*STORED DATA*.
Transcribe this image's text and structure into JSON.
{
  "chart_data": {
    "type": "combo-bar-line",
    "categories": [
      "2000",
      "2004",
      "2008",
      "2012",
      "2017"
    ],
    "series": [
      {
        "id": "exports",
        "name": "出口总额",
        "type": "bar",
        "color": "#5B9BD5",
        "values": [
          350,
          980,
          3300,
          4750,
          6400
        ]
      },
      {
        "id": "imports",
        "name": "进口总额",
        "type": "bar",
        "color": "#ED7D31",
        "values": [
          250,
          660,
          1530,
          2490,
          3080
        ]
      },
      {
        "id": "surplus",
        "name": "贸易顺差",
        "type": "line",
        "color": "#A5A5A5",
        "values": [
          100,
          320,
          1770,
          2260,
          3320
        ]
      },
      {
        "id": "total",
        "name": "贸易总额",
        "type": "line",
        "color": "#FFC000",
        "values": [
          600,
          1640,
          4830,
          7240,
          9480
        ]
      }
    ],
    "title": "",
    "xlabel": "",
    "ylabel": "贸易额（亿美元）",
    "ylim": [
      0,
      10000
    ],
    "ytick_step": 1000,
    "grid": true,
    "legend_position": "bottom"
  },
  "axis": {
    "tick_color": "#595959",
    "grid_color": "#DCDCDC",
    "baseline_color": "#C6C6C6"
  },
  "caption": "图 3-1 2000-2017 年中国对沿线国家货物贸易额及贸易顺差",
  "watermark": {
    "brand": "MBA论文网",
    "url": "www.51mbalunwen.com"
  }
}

*DIRECTION*. Output all of the data again. Match it exactly.

*THE RESPONSE*.
Transcribe this image's text and structure into JSON.
{
  "chart_data": {
    "type": "combo-bar-line",
    "categories": [
      "2000",
      "2004",
      "2008",
      "2012",
      "2017"
    ],
    "series": [
      {
        "id": "exports",
        "name": "出口总额",
        "type": "bar",
        "color": "#5B9BD5",
        "values": [
          350,
          980,
          3300,
          4750,
          6400
        ]
      },
      {
        "id": "imports",
        "name": "进口总额",
        "type": "bar",
        "color": "#ED7D31",
        "values": [
          250,
          660,
          1530,
          2490,
          3080
        ]
      },
      {
        "id": "surplus",
        "name": "贸易顺差",
        "type": "line",
        "color": "#A5A5A5",
        "values": [
          100,
          320,
          1770,
          2260,
          3320
        ]
      },
      {
        "id": "total",
        "name": "贸易总额",
        "type": "line",
        "color": "#FFC000",
        "values": [
          600,
          1640,
          4830,
          7240,
          9480
        ]
      }
    ],
    "title": "",
    "xlabel": "",
    "ylabel": "贸易额（亿美元）",
    "ylim": [
      0,
      10000
    ],
    "ytick_step": 1000,
    "grid": true,
    "legend_position": "bottom"
  },
  "axis": {
    "tick_color": "#595959",
    "grid_color": "#DCDCDC",
    "baseline_color": "#C6C6C6"
  },
  "caption": "图 3-1 2000-2017 年中国对沿线国家货物贸易额及贸易顺差",
  "watermark": {
    "brand": "MBA论文网",
    "url": "www.51mbalunwen.com"
  }
}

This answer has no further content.